■ **Problem to work on**
Look through the material below and give the number of lines holding "buttons", with no other words.

***** Available data

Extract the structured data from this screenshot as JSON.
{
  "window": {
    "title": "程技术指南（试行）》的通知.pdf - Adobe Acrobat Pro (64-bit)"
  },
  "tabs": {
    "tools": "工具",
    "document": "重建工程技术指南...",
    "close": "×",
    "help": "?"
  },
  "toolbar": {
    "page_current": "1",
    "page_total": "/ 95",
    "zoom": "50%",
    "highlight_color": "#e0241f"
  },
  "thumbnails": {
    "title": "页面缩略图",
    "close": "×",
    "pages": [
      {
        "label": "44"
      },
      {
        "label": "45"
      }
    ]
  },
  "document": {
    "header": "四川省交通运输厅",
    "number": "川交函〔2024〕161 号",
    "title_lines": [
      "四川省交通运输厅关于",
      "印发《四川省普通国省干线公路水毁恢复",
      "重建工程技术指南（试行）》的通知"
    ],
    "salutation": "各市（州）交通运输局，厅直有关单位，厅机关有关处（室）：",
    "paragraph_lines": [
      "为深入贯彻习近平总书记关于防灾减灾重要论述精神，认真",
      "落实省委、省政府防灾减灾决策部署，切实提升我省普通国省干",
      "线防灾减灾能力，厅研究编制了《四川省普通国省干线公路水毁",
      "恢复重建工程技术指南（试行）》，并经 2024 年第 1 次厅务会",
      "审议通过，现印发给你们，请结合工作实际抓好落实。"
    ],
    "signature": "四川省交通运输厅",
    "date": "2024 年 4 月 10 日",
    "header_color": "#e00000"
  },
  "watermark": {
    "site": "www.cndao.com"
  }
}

**********
***** Available data

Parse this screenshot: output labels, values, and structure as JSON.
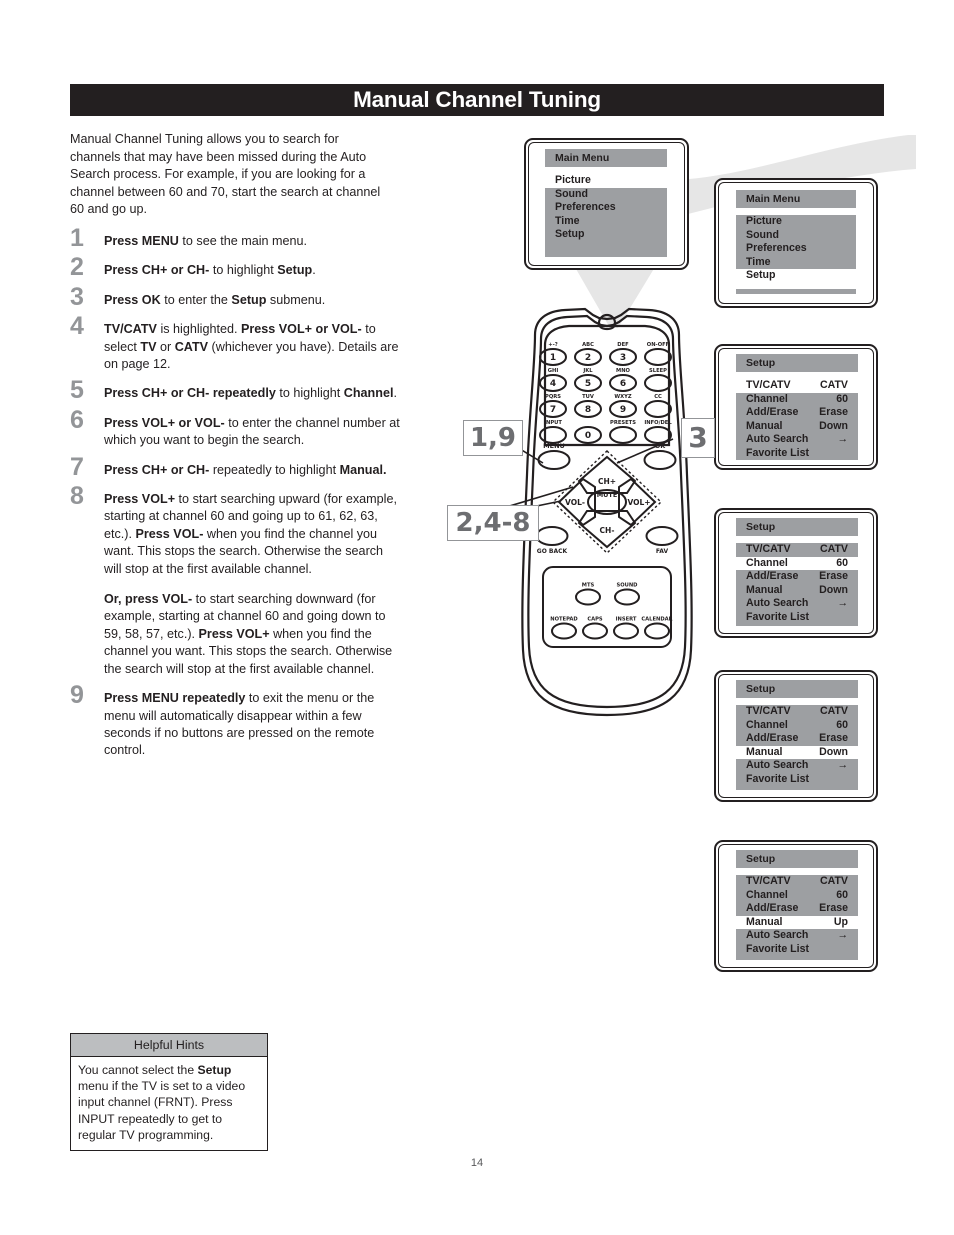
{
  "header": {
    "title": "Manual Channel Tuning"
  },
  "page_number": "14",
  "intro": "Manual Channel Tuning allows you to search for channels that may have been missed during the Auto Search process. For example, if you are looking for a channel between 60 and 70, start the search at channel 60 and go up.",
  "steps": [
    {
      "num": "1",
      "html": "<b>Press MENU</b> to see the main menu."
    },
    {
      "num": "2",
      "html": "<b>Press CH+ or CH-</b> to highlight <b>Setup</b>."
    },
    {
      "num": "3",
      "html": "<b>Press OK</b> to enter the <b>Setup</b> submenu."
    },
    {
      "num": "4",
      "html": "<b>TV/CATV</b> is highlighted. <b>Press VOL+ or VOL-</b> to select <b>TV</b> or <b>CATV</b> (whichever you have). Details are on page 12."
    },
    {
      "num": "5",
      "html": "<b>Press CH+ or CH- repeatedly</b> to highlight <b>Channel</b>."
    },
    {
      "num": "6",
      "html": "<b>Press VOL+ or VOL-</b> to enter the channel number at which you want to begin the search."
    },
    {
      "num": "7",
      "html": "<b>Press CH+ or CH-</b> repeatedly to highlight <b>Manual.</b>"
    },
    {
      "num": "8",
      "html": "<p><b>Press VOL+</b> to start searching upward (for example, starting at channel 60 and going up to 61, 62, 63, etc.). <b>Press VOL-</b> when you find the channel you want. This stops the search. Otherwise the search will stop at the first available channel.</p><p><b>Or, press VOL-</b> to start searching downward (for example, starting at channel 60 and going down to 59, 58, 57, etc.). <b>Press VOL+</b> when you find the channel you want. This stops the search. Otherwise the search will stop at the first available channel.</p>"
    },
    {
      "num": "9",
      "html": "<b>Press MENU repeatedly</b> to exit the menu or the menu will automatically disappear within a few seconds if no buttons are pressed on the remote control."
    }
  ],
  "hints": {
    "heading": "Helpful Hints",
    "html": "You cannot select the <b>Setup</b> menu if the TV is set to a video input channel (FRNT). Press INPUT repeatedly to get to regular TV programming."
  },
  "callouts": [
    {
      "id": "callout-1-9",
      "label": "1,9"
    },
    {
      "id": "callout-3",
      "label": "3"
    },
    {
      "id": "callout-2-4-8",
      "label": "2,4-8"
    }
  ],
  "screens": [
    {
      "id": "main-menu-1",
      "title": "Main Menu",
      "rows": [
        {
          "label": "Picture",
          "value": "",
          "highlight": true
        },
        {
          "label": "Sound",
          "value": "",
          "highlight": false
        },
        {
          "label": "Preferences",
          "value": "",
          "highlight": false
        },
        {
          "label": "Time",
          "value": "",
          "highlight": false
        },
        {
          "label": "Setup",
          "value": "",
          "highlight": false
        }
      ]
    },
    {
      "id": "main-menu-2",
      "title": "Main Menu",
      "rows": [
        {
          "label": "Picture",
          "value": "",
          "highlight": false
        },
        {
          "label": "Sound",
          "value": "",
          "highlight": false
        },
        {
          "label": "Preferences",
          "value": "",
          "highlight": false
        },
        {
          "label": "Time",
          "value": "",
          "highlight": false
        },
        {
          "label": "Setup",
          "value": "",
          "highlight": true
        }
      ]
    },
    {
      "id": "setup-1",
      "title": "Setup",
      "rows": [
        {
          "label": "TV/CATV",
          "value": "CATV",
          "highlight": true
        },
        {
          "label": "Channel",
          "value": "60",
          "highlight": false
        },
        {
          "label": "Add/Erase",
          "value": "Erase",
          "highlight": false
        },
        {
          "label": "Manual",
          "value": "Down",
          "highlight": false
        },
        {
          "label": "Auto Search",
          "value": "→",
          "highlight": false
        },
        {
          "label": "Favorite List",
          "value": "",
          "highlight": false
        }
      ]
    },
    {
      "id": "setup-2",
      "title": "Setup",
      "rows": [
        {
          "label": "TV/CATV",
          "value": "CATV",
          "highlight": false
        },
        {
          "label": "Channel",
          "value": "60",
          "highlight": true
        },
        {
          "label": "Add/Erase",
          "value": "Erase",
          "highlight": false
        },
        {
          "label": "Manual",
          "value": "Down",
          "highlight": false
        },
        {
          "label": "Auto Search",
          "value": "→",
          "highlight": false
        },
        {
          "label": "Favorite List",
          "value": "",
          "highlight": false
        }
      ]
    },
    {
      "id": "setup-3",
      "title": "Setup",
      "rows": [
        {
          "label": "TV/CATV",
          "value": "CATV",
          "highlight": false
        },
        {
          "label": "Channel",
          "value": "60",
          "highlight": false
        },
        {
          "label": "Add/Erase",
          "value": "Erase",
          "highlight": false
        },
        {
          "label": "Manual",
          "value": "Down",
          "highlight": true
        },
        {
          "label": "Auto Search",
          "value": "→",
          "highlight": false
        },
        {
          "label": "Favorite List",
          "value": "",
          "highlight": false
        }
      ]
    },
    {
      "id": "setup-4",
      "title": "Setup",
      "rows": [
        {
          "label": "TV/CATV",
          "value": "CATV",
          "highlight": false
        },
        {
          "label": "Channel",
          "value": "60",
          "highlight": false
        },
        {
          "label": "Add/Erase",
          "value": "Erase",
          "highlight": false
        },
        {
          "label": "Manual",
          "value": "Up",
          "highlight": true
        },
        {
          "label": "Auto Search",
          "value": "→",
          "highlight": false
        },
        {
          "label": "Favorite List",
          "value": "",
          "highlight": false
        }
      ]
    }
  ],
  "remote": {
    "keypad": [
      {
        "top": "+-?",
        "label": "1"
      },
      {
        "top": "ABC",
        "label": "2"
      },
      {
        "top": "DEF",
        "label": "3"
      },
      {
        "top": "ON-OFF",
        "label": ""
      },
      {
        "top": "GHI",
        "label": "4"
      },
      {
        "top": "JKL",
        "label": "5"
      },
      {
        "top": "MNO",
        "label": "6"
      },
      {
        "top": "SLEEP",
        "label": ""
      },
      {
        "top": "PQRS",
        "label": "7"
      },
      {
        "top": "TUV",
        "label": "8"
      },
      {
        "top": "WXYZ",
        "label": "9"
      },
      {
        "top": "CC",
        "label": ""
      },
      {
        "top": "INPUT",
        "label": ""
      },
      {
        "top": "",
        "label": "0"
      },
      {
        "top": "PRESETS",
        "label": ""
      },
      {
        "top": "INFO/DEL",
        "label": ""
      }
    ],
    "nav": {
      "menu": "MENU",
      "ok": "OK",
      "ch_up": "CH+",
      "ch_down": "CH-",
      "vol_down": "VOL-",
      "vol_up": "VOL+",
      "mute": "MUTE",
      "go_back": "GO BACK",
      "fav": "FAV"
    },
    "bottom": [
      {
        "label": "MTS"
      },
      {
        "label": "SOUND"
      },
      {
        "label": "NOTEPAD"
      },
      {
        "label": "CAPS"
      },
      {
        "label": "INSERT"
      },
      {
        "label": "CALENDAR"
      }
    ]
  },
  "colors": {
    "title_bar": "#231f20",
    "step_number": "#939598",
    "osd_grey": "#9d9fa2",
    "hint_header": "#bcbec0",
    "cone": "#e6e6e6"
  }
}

**********
***** Available data

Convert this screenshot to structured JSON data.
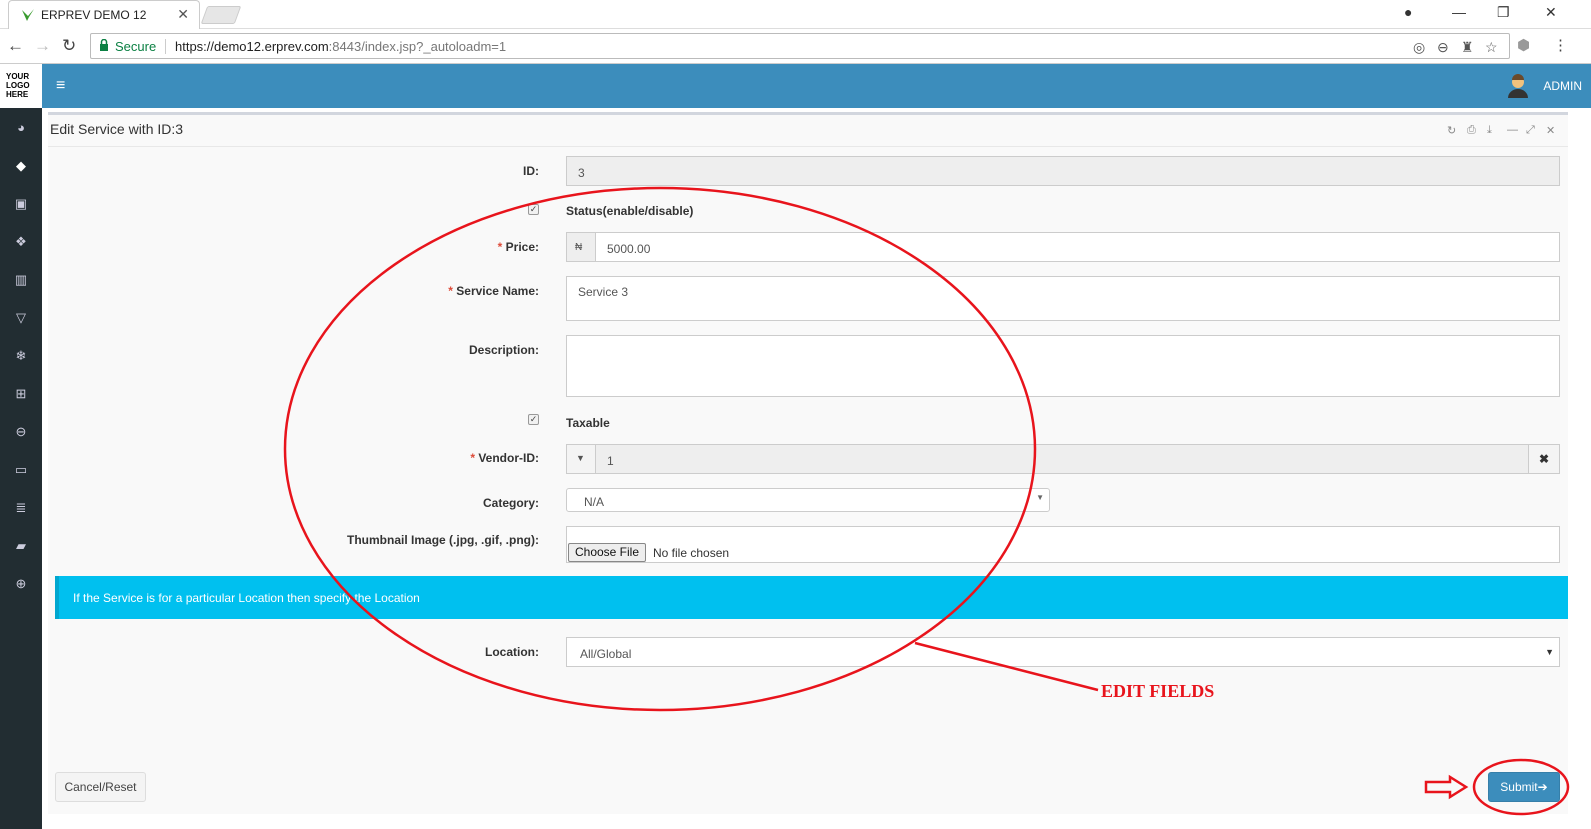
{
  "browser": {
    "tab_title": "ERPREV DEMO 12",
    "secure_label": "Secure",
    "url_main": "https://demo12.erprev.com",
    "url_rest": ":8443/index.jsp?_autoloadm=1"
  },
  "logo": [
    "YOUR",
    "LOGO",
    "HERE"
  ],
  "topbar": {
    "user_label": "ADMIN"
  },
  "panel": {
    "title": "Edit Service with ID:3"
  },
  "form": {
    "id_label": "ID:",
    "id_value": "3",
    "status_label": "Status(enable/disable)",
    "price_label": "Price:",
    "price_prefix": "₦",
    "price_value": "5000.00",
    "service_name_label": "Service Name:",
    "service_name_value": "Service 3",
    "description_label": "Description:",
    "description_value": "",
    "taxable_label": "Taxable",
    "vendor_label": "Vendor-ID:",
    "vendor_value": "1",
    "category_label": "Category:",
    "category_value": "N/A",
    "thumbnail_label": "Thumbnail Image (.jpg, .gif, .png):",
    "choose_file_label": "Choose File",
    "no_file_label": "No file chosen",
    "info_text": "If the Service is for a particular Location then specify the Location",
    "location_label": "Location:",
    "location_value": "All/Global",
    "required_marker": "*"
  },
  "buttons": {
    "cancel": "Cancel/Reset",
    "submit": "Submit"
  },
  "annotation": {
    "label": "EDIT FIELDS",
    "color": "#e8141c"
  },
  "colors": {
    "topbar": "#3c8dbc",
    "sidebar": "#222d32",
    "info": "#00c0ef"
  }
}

**********

■ **Written response**
2